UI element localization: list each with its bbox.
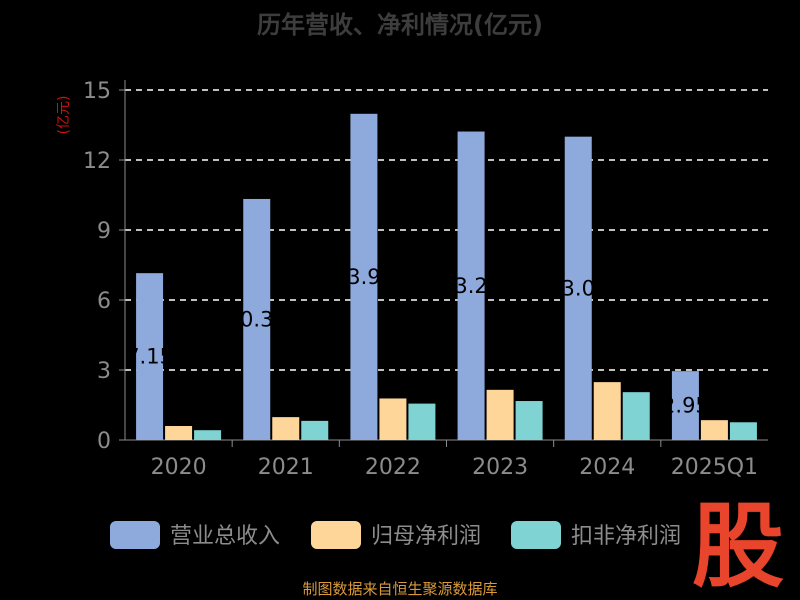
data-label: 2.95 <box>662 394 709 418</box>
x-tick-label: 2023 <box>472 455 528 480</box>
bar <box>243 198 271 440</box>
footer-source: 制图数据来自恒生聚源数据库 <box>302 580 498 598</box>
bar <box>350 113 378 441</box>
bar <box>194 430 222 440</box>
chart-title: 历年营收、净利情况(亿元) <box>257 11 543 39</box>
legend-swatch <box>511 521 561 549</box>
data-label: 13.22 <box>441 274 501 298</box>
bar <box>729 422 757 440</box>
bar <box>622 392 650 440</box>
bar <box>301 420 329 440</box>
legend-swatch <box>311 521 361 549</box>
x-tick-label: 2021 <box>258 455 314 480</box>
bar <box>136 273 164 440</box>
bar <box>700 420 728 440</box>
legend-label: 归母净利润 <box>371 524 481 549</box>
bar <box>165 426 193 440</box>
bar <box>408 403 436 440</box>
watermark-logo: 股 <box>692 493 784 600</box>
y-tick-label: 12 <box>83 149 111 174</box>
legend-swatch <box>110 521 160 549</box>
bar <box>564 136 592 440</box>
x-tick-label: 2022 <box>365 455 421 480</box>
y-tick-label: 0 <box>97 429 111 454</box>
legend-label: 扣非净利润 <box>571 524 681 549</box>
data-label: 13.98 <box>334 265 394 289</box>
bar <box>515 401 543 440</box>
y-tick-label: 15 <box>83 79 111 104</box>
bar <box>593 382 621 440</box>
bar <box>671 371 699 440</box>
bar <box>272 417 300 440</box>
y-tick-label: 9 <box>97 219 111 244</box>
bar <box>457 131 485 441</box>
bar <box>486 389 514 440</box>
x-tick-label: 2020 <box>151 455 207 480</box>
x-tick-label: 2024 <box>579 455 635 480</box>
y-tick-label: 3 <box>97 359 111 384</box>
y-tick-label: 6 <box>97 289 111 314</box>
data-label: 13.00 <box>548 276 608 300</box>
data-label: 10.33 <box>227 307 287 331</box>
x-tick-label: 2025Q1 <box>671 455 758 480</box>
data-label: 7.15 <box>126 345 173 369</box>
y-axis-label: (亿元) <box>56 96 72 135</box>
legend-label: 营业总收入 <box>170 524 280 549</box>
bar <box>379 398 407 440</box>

-*-*-

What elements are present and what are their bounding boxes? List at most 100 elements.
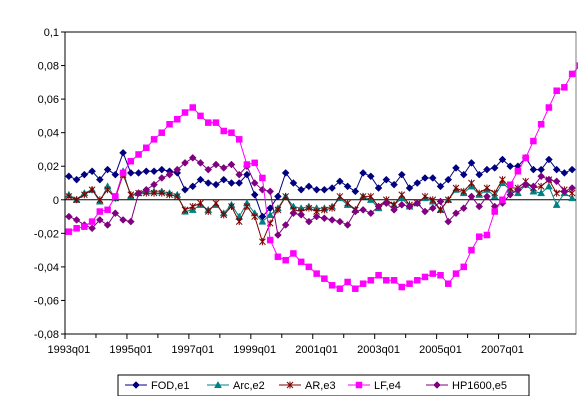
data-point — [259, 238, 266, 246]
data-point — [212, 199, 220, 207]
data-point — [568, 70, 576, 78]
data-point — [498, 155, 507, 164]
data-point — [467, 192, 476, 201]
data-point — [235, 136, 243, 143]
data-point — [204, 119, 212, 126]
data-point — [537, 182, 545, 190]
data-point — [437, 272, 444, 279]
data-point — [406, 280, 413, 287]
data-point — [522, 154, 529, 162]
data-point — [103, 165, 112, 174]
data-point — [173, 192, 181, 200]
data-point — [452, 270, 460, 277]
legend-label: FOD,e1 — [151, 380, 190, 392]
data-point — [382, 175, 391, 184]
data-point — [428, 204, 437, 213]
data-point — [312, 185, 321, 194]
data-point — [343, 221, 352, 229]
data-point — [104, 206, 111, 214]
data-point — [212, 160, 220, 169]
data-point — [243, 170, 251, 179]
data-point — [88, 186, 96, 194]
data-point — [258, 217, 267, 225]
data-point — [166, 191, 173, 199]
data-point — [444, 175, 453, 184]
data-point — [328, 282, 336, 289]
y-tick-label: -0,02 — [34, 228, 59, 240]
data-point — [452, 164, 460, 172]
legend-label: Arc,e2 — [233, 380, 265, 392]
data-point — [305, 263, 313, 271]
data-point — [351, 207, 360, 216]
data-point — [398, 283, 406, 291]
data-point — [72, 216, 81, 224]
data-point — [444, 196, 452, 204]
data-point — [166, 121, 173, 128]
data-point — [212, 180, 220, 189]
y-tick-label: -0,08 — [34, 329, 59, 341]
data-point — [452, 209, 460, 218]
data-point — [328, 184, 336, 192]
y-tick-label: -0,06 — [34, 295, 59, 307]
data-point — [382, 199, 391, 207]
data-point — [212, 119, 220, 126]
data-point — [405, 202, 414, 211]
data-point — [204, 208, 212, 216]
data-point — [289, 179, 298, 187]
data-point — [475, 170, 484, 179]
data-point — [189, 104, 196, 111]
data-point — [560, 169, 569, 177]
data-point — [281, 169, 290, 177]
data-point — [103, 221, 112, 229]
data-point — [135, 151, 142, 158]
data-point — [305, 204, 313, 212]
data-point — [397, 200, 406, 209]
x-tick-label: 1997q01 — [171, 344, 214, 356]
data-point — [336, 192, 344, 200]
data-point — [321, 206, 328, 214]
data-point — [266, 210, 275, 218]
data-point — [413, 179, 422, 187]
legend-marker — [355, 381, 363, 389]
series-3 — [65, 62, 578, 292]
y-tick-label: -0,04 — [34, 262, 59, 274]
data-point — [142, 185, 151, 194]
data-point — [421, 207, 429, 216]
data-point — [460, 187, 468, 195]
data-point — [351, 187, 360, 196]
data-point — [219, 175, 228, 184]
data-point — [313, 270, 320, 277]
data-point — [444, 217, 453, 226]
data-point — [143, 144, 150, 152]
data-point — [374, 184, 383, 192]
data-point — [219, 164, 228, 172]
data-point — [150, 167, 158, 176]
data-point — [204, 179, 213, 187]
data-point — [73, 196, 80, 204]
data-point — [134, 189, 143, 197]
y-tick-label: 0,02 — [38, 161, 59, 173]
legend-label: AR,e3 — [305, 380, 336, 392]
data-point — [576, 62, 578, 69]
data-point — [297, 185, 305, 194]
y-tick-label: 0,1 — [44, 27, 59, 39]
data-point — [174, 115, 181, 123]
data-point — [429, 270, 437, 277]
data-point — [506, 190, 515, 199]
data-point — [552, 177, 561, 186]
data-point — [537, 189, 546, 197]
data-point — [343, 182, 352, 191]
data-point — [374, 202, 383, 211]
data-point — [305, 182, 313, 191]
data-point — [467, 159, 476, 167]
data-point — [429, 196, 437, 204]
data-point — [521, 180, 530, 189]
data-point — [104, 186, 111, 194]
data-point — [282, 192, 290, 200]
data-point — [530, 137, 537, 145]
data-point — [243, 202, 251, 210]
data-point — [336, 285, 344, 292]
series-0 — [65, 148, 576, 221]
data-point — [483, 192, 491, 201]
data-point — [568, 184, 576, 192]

-*-*-

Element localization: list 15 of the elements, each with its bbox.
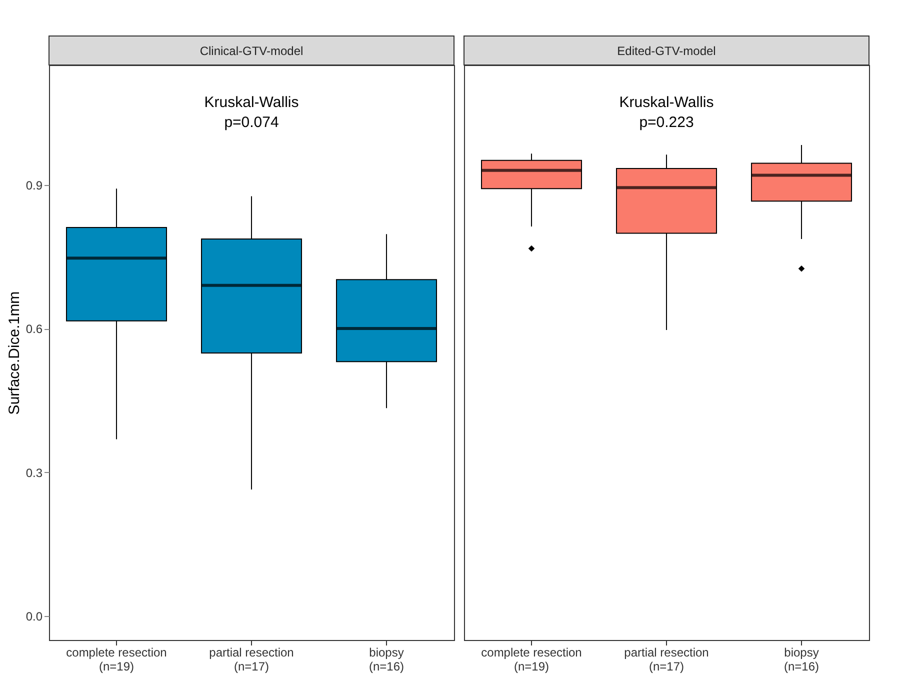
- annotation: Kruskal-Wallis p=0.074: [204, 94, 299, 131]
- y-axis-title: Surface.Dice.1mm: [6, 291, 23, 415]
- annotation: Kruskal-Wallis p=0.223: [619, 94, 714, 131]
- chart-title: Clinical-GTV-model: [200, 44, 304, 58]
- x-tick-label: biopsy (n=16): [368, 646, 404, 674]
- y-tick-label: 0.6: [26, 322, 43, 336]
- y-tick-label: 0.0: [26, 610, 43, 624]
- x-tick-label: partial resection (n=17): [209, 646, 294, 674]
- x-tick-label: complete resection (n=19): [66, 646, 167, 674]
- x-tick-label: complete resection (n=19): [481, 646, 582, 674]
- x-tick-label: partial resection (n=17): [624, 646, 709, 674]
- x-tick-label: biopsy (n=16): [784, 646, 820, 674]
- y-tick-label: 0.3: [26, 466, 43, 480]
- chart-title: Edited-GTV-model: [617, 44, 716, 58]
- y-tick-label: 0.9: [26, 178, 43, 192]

-*-*-

TASK DESCRIPTION: Put the lines of the data above into a JSON list of strings, one string per line, from the line containing "UI element localization: list" through the line containing "bar <box>379 398 407 440</box>", both included. Skip blank lines, and leave the pictures out of the answer.

SOLUTION TO THIS PROBLEM:
[
  "UI element localization: list each with its bbox.",
  "data-label: 2.95 <box>662 394 709 418</box>",
  "x-tick-label: 2023 <box>472 455 528 480</box>",
  "bar <box>243 198 271 440</box>",
  "footer-source: 制图数据来自恒生聚源数据库 <box>302 580 498 598</box>",
  "bar <box>350 113 378 441</box>",
  "bar <box>194 430 222 440</box>",
  "chart-title: 历年营收、净利情况(亿元) <box>257 11 543 39</box>",
  "legend-swatch <box>511 521 561 549</box>",
  "data-label: 13.22 <box>441 274 501 298</box>",
  "bar <box>729 422 757 440</box>",
  "bar <box>622 392 650 440</box>",
  "bar <box>301 420 329 440</box>",
  "legend-swatch <box>311 521 361 549</box>",
  "x-tick-label: 2021 <box>258 455 314 480</box>",
  "bar <box>136 273 164 440</box>",
  "bar <box>700 420 728 440</box>",
  "legend-label: 归母净利润 <box>371 524 481 549</box>",
  "bar <box>165 426 193 440</box>",
  "bar <box>408 403 436 440</box>",
  "watermark-logo: 股 <box>692 493 784 600</box>",
  "y-tick-label: 12 <box>83 149 111 174</box>",
  "legend-swatch <box>110 521 160 549</box>",
  "bar <box>564 136 592 440</box>",
  "x-tick-label: 2022 <box>365 455 421 480</box>",
  "y-tick-label: 0 <box>97 429 111 454</box>",
  "legend-label: 扣非净利润 <box>571 524 681 549</box>",
  "data-label: 13.98 <box>334 265 394 289</box>",
  "bar <box>515 401 543 440</box>",
  "y-tick-label: 15 <box>83 79 111 104</box>",
  "bar <box>593 382 621 440</box>",
  "bar <box>671 371 699 440</box>",
  "bar <box>272 417 300 440</box>",
  "y-tick-label: 9 <box>97 219 111 244</box>",
  "bar <box>457 131 485 441</box>",
  "bar <box>486 389 514 440</box>",
  "x-tick-label: 2020 <box>151 455 207 480</box>",
  "x-tick-label: 2024 <box>579 455 635 480</box>",
  "y-tick-label: 3 <box>97 359 111 384</box>",
  "y-tick-label: 6 <box>97 289 111 314</box>",
  "data-label: 13.00 <box>548 276 608 300</box>",
  "data-label: 10.33 <box>227 307 287 331</box>",
  "x-tick-label: 2025Q1 <box>671 455 758 480</box>",
  "data-label: 7.15 <box>126 345 173 369</box>",
  "y-axis-label: (亿元) <box>56 96 72 135</box>",
  "legend-label: 营业总收入 <box>170 524 280 549</box>",
  "bar <box>379 398 407 440</box>"
]